Problem requirements: Retype every line of the data below exactly, with no changes.

┌────────

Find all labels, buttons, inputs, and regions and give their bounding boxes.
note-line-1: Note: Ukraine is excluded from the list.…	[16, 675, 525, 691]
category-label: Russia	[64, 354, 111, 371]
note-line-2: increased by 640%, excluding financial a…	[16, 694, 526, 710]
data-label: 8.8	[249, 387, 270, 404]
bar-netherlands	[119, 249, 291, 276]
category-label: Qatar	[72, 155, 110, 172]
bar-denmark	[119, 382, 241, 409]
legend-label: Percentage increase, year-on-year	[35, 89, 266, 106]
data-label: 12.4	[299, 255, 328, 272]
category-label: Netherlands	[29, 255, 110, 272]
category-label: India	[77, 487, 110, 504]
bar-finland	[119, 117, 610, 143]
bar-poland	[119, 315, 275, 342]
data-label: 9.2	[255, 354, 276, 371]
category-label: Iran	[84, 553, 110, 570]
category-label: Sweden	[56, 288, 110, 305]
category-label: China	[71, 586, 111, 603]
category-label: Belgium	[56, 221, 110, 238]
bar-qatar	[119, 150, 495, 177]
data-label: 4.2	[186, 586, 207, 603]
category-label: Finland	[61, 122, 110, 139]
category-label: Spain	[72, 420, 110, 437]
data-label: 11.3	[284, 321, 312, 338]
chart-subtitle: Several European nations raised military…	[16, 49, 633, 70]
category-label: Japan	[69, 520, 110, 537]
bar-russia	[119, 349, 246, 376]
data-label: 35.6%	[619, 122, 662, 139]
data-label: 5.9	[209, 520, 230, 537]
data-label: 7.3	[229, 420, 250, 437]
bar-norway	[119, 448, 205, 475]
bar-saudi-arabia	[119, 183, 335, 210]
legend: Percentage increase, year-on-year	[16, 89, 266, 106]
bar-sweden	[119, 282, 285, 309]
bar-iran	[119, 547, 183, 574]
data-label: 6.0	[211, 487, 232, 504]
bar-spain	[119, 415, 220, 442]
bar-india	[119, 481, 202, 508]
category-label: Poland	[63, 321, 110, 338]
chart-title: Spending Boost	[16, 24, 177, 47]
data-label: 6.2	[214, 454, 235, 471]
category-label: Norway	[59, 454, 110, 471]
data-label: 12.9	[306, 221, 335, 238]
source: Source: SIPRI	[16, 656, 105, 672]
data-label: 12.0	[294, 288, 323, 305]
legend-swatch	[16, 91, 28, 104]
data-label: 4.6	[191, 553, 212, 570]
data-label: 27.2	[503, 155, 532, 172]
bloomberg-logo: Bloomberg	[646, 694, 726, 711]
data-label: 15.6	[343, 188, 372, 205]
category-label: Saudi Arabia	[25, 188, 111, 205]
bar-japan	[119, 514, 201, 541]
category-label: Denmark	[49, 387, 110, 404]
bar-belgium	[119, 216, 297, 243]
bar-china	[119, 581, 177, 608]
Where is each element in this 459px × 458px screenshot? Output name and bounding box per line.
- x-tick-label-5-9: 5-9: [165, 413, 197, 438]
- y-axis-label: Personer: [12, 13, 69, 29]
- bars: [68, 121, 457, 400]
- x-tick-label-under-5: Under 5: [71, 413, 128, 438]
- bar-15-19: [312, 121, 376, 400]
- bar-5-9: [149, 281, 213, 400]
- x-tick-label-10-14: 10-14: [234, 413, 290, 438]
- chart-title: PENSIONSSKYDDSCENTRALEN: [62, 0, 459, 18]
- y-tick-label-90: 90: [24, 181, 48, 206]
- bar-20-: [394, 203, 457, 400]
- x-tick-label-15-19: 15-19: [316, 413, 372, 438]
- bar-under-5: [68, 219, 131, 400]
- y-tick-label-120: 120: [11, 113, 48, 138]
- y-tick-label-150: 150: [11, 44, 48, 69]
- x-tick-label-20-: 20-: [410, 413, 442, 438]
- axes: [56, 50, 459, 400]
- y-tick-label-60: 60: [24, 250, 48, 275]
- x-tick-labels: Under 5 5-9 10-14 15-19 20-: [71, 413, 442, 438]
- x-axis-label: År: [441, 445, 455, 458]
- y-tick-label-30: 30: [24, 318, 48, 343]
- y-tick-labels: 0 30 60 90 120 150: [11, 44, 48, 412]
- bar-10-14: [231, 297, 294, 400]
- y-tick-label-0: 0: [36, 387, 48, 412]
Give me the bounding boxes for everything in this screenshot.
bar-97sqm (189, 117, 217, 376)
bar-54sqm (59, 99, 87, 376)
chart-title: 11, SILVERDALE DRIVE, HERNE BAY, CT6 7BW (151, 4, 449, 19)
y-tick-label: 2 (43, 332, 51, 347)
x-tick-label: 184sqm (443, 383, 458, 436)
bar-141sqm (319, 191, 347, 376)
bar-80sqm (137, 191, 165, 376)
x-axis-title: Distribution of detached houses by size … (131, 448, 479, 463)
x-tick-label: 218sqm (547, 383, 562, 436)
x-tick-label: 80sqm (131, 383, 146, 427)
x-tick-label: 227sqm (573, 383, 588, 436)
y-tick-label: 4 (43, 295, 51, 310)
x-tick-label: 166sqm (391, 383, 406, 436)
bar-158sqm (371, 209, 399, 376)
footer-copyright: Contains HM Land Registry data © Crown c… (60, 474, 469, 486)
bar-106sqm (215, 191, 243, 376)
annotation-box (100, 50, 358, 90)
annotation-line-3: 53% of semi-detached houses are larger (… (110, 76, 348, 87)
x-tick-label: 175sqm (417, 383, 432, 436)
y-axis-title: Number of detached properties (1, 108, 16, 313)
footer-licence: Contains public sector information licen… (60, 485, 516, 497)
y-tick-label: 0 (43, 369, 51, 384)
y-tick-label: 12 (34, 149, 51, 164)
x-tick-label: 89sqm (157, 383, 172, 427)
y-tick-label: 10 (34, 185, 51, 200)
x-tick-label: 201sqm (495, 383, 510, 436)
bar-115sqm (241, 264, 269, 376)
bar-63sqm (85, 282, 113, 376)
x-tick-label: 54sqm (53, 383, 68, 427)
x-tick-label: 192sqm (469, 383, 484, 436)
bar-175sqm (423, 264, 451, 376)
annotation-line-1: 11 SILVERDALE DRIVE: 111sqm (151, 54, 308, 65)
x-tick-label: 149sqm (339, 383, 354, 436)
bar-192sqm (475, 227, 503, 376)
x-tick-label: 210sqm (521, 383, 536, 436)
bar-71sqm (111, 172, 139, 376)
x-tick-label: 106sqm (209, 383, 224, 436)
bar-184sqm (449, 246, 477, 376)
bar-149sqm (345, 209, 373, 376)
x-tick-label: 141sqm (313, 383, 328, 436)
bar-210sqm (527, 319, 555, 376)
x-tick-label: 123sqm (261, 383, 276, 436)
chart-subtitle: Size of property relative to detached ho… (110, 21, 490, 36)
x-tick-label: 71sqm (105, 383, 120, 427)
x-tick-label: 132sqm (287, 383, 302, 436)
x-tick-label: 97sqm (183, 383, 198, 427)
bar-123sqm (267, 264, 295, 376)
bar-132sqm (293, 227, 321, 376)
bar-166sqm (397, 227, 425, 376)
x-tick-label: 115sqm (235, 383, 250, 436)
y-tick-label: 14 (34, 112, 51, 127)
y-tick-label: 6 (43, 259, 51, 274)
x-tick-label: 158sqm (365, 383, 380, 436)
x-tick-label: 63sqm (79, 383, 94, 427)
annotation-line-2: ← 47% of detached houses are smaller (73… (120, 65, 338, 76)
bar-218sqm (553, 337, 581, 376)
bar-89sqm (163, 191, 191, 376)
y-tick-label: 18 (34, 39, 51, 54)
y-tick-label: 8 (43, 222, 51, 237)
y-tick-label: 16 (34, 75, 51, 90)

└────────

Full output:
Find all labels, buttons, inputs, and regions and give their bounding boxes.
note-line-1: Note: Ukraine is excluded from the list.…	[16, 675, 525, 691]
category-label: Russia	[64, 354, 111, 371]
note-line-2: increased by 640%, excluding financial a…	[16, 694, 526, 710]
data-label: 8.8	[249, 387, 270, 404]
bar-netherlands	[119, 249, 291, 276]
category-label: Qatar	[72, 155, 110, 172]
bar-denmark	[119, 382, 241, 409]
legend-label: Percentage increase, year-on-year	[35, 89, 266, 106]
data-label: 12.4	[299, 255, 328, 272]
category-label: Netherlands	[29, 255, 110, 272]
category-label: India	[77, 487, 110, 504]
bar-finland	[119, 117, 610, 143]
bar-poland	[119, 315, 275, 342]
data-label: 9.2	[255, 354, 276, 371]
category-label: Iran	[84, 553, 110, 570]
category-label: Sweden	[56, 288, 110, 305]
category-label: China	[71, 586, 111, 603]
category-label: Belgium	[56, 221, 110, 238]
bar-qatar	[119, 150, 495, 177]
data-label: 4.2	[186, 586, 207, 603]
category-label: Finland	[61, 122, 110, 139]
category-label: Spain	[72, 420, 110, 437]
data-label: 11.3	[284, 321, 312, 338]
chart-subtitle: Several European nations raised military…	[16, 49, 633, 70]
category-label: Japan	[69, 520, 110, 537]
bar-russia	[119, 349, 246, 376]
data-label: 35.6%	[619, 122, 662, 139]
data-label: 5.9	[209, 520, 230, 537]
data-label: 7.3	[229, 420, 250, 437]
bar-norway	[119, 448, 205, 475]
bar-saudi-arabia	[119, 183, 335, 210]
legend: Percentage increase, year-on-year	[16, 89, 266, 106]
bar-sweden	[119, 282, 285, 309]
bar-iran	[119, 547, 183, 574]
data-label: 6.0	[211, 487, 232, 504]
bar-spain	[119, 415, 220, 442]
bar-india	[119, 481, 202, 508]
category-label: Poland	[63, 321, 110, 338]
chart-title: Spending Boost	[16, 24, 177, 47]
data-label: 6.2	[214, 454, 235, 471]
category-label: Norway	[59, 454, 110, 471]
data-label: 12.9	[306, 221, 335, 238]
source: Source: SIPRI	[16, 656, 105, 672]
data-label: 12.0	[294, 288, 323, 305]
legend-swatch	[16, 91, 28, 104]
data-label: 4.6	[191, 553, 212, 570]
data-label: 27.2	[503, 155, 532, 172]
bloomberg-logo: Bloomberg	[646, 694, 726, 711]
data-label: 15.6	[343, 188, 372, 205]
category-label: Saudi Arabia	[25, 188, 111, 205]
bar-japan	[119, 514, 201, 541]
category-label: Denmark	[49, 387, 110, 404]
bar-belgium	[119, 216, 297, 243]
bar-china	[119, 581, 177, 608]
Where is each element in this 459px × 458px screenshot? Output name and bounding box per line.
- x-tick-label-5-9: 5-9: [165, 413, 197, 438]
- y-axis-label: Personer: [12, 13, 69, 29]
- bars: [68, 121, 457, 400]
- x-tick-label-under-5: Under 5: [71, 413, 128, 438]
- bar-15-19: [312, 121, 376, 400]
- bar-5-9: [149, 281, 213, 400]
- x-tick-label-10-14: 10-14: [234, 413, 290, 438]
- chart-title: PENSIONSSKYDDSCENTRALEN: [62, 0, 459, 18]
- y-tick-label-90: 90: [24, 181, 48, 206]
- bar-20-: [394, 203, 457, 400]
- x-tick-label-15-19: 15-19: [316, 413, 372, 438]
- bar-under-5: [68, 219, 131, 400]
- y-tick-label-120: 120: [11, 113, 48, 138]
- y-tick-label-150: 150: [11, 44, 48, 69]
- x-tick-label-20-: 20-: [410, 413, 442, 438]
- axes: [56, 50, 459, 400]
- y-tick-label-60: 60: [24, 250, 48, 275]
- x-tick-labels: Under 5 5-9 10-14 15-19 20-: [71, 413, 442, 438]
- x-axis-label: År: [441, 445, 455, 458]
- y-tick-label-30: 30: [24, 318, 48, 343]
- y-tick-labels: 0 30 60 90 120 150: [11, 44, 48, 412]
- bar-10-14: [231, 297, 294, 400]
- y-tick-label-0: 0: [36, 387, 48, 412]
Give me the bounding boxes for everything in this screenshot.
bar-97sqm (189, 117, 217, 376)
bar-54sqm (59, 99, 87, 376)
chart-title: 11, SILVERDALE DRIVE, HERNE BAY, CT6 7BW (151, 4, 449, 19)
y-tick-label: 2 (43, 332, 51, 347)
x-tick-label: 184sqm (443, 383, 458, 436)
bar-141sqm (319, 191, 347, 376)
bar-80sqm (137, 191, 165, 376)
x-axis-title: Distribution of detached houses by size … (131, 448, 479, 463)
x-tick-label: 218sqm (547, 383, 562, 436)
x-tick-label: 80sqm (131, 383, 146, 427)
x-tick-label: 227sqm (573, 383, 588, 436)
y-tick-label: 4 (43, 295, 51, 310)
x-tick-label: 166sqm (391, 383, 406, 436)
bar-158sqm (371, 209, 399, 376)
footer-copyright: Contains HM Land Registry data © Crown c… (60, 474, 469, 486)
bar-106sqm (215, 191, 243, 376)
annotation-box (100, 50, 358, 90)
annotation-line-3: 53% of semi-detached houses are larger (… (110, 76, 348, 87)
x-tick-label: 175sqm (417, 383, 432, 436)
y-axis-title: Number of detached properties (1, 108, 16, 313)
footer-licence: Contains public sector information licen… (60, 485, 516, 497)
y-tick-label: 0 (43, 369, 51, 384)
y-tick-label: 12 (34, 149, 51, 164)
x-tick-label: 89sqm (157, 383, 172, 427)
y-tick-label: 10 (34, 185, 51, 200)
x-tick-label: 201sqm (495, 383, 510, 436)
bar-115sqm (241, 264, 269, 376)
bar-63sqm (85, 282, 113, 376)
x-tick-label: 54sqm (53, 383, 68, 427)
x-tick-label: 192sqm (469, 383, 484, 436)
bar-175sqm (423, 264, 451, 376)
annotation-line-1: 11 SILVERDALE DRIVE: 111sqm (151, 54, 308, 65)
x-tick-label: 149sqm (339, 383, 354, 436)
bar-192sqm (475, 227, 503, 376)
x-tick-label: 210sqm (521, 383, 536, 436)
bar-71sqm (111, 172, 139, 376)
x-tick-label: 106sqm (209, 383, 224, 436)
bar-184sqm (449, 246, 477, 376)
bar-149sqm (345, 209, 373, 376)
x-tick-label: 141sqm (313, 383, 328, 436)
bar-210sqm (527, 319, 555, 376)
x-tick-label: 123sqm (261, 383, 276, 436)
chart-subtitle: Size of property relative to detached ho… (110, 21, 490, 36)
x-tick-label: 71sqm (105, 383, 120, 427)
x-tick-label: 132sqm (287, 383, 302, 436)
x-tick-label: 97sqm (183, 383, 198, 427)
bar-123sqm (267, 264, 295, 376)
bar-132sqm (293, 227, 321, 376)
bar-166sqm (397, 227, 425, 376)
x-tick-label: 115sqm (235, 383, 250, 436)
y-tick-label: 14 (34, 112, 51, 127)
y-tick-label: 6 (43, 259, 51, 274)
x-tick-label: 158sqm (365, 383, 380, 436)
x-tick-label: 63sqm (79, 383, 94, 427)
annotation-line-2: ← 47% of detached houses are smaller (73… (120, 65, 338, 76)
bar-218sqm (553, 337, 581, 376)
bar-89sqm (163, 191, 191, 376)
y-tick-label: 18 (34, 39, 51, 54)
y-tick-label: 8 (43, 222, 51, 237)
y-tick-label: 16 (34, 75, 51, 90)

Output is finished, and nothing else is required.